§ **The exercise**
Take the material and output all of it exactly.

§ **Data**
╭──

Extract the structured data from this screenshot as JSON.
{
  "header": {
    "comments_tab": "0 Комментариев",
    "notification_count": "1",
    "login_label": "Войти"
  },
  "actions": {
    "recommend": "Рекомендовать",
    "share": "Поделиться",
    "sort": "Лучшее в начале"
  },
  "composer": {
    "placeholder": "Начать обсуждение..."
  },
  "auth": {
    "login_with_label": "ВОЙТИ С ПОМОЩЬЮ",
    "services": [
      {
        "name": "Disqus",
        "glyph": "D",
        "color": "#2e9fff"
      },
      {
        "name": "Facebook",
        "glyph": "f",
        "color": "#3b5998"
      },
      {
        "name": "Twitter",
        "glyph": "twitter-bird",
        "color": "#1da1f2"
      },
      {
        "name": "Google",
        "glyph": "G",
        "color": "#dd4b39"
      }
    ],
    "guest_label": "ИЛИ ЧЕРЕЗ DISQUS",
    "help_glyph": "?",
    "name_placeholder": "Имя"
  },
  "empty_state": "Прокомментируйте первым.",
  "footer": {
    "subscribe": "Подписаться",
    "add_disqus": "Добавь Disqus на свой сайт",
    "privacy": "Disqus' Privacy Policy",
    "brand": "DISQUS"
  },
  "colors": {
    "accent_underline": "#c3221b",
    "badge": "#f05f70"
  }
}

╰──

§ **Answer to this task**
Extract the structured data from this screenshot as JSON.
{
  "header": {
    "comments_tab": "0 Комментариев",
    "notification_count": "1",
    "login_label": "Войти"
  },
  "actions": {
    "recommend": "Рекомендовать",
    "share": "Поделиться",
    "sort": "Лучшее в начале"
  },
  "composer": {
    "placeholder": "Начать обсуждение..."
  },
  "auth": {
    "login_with_label": "ВОЙТИ С ПОМОЩЬЮ",
    "services": [
      {
        "name": "Disqus",
        "glyph": "D",
        "color": "#2e9fff"
      },
      {
        "name": "Facebook",
        "glyph": "f",
        "color": "#3b5998"
      },
      {
        "name": "Twitter",
        "glyph": "twitter-bird",
        "color": "#1da1f2"
      },
      {
        "name": "Google",
        "glyph": "G",
        "color": "#dd4b39"
      }
    ],
    "guest_label": "ИЛИ ЧЕРЕЗ DISQUS",
    "help_glyph": "?",
    "name_placeholder": "Имя"
  },
  "empty_state": "Прокомментируйте первым.",
  "footer": {
    "subscribe": "Подписаться",
    "add_disqus": "Добавь Disqus на свой сайт",
    "privacy": "Disqus' Privacy Policy",
    "brand": "DISQUS"
  },
  "colors": {
    "accent_underline": "#c3221b",
    "badge": "#f05f70"
  }
}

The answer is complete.